Exercise inputs:
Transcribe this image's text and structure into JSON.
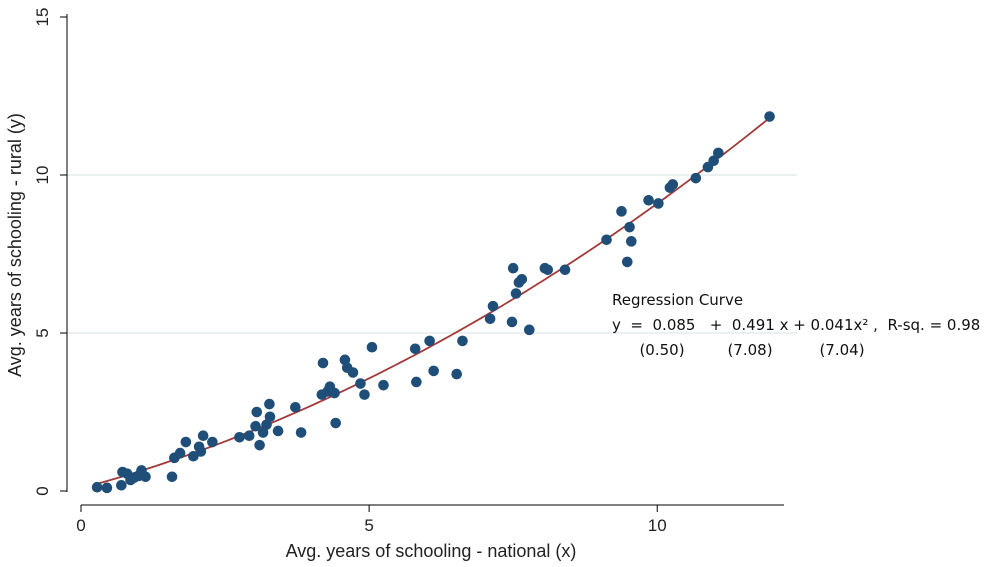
{
  "chart_data": {
    "type": "scatter",
    "xlabel": "Avg. years of schooling - national (x)",
    "ylabel": "Avg. years of schooling - rural (y)",
    "xlim": [
      0,
      12.2
    ],
    "ylim": [
      0,
      15
    ],
    "x_ticks": [
      0,
      5,
      10
    ],
    "y_ticks": [
      0,
      5,
      10,
      15
    ],
    "grid": "horizontal",
    "colors": {
      "points": "#1f4e79",
      "fit_line": "#a33a3a",
      "grid": "#dfe8ec",
      "axis": "#000000"
    },
    "points": [
      {
        "x": 0.28,
        "y": 0.12
      },
      {
        "x": 0.45,
        "y": 0.1
      },
      {
        "x": 0.7,
        "y": 0.18
      },
      {
        "x": 0.72,
        "y": 0.6
      },
      {
        "x": 0.8,
        "y": 0.55
      },
      {
        "x": 0.86,
        "y": 0.35
      },
      {
        "x": 0.92,
        "y": 0.42
      },
      {
        "x": 1.0,
        "y": 0.48
      },
      {
        "x": 1.05,
        "y": 0.65
      },
      {
        "x": 1.12,
        "y": 0.45
      },
      {
        "x": 1.58,
        "y": 0.45
      },
      {
        "x": 1.62,
        "y": 1.05
      },
      {
        "x": 1.72,
        "y": 1.2
      },
      {
        "x": 1.82,
        "y": 1.55
      },
      {
        "x": 1.95,
        "y": 1.1
      },
      {
        "x": 2.05,
        "y": 1.4
      },
      {
        "x": 2.08,
        "y": 1.25
      },
      {
        "x": 2.12,
        "y": 1.75
      },
      {
        "x": 2.28,
        "y": 1.55
      },
      {
        "x": 2.75,
        "y": 1.7
      },
      {
        "x": 2.92,
        "y": 1.75
      },
      {
        "x": 3.03,
        "y": 2.05
      },
      {
        "x": 3.05,
        "y": 2.5
      },
      {
        "x": 3.1,
        "y": 1.45
      },
      {
        "x": 3.16,
        "y": 1.85
      },
      {
        "x": 3.22,
        "y": 2.1
      },
      {
        "x": 3.27,
        "y": 2.75
      },
      {
        "x": 3.28,
        "y": 2.35
      },
      {
        "x": 3.42,
        "y": 1.9
      },
      {
        "x": 3.72,
        "y": 2.65
      },
      {
        "x": 3.82,
        "y": 1.85
      },
      {
        "x": 4.18,
        "y": 3.05
      },
      {
        "x": 4.2,
        "y": 4.05
      },
      {
        "x": 4.28,
        "y": 3.15
      },
      {
        "x": 4.32,
        "y": 3.3
      },
      {
        "x": 4.4,
        "y": 3.1
      },
      {
        "x": 4.42,
        "y": 2.15
      },
      {
        "x": 4.58,
        "y": 4.15
      },
      {
        "x": 4.62,
        "y": 3.9
      },
      {
        "x": 4.72,
        "y": 3.75
      },
      {
        "x": 4.85,
        "y": 3.4
      },
      {
        "x": 4.92,
        "y": 3.05
      },
      {
        "x": 5.05,
        "y": 4.55
      },
      {
        "x": 5.25,
        "y": 3.35
      },
      {
        "x": 5.8,
        "y": 4.5
      },
      {
        "x": 5.82,
        "y": 3.45
      },
      {
        "x": 6.05,
        "y": 4.75
      },
      {
        "x": 6.12,
        "y": 3.8
      },
      {
        "x": 6.52,
        "y": 3.7
      },
      {
        "x": 6.62,
        "y": 4.75
      },
      {
        "x": 7.1,
        "y": 5.45
      },
      {
        "x": 7.15,
        "y": 5.85
      },
      {
        "x": 7.48,
        "y": 5.35
      },
      {
        "x": 7.5,
        "y": 7.05
      },
      {
        "x": 7.55,
        "y": 6.25
      },
      {
        "x": 7.6,
        "y": 6.6
      },
      {
        "x": 7.65,
        "y": 6.7
      },
      {
        "x": 7.78,
        "y": 5.1
      },
      {
        "x": 8.05,
        "y": 7.05
      },
      {
        "x": 8.1,
        "y": 7.0
      },
      {
        "x": 8.4,
        "y": 7.0
      },
      {
        "x": 9.12,
        "y": 7.95
      },
      {
        "x": 9.38,
        "y": 8.85
      },
      {
        "x": 9.48,
        "y": 7.25
      },
      {
        "x": 9.52,
        "y": 8.35
      },
      {
        "x": 9.55,
        "y": 7.9
      },
      {
        "x": 9.85,
        "y": 9.2
      },
      {
        "x": 10.02,
        "y": 9.1
      },
      {
        "x": 10.22,
        "y": 9.6
      },
      {
        "x": 10.27,
        "y": 9.7
      },
      {
        "x": 10.67,
        "y": 9.9
      },
      {
        "x": 10.88,
        "y": 10.25
      },
      {
        "x": 10.98,
        "y": 10.45
      },
      {
        "x": 11.06,
        "y": 10.7
      },
      {
        "x": 11.95,
        "y": 11.85
      }
    ],
    "fit": {
      "intercept": 0.085,
      "linear": 0.491,
      "quadratic": 0.041,
      "x_range": [
        0.28,
        11.95
      ]
    },
    "annotation": {
      "title": "Regression Curve",
      "equation": "y  =  0.085   +  0.491 x + 0.041x² ,  R-sq. = 0.98",
      "t_stats": [
        "(0.50)",
        "(7.08)",
        "(7.04)"
      ]
    }
  }
}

Set exercise: Each line in the entries above that includes the string "schooling" should be extracted.

The solution:
    "xlabel": "Avg. years of schooling - national (x)",
    "ylabel": "Avg. years of schooling - rural (y)",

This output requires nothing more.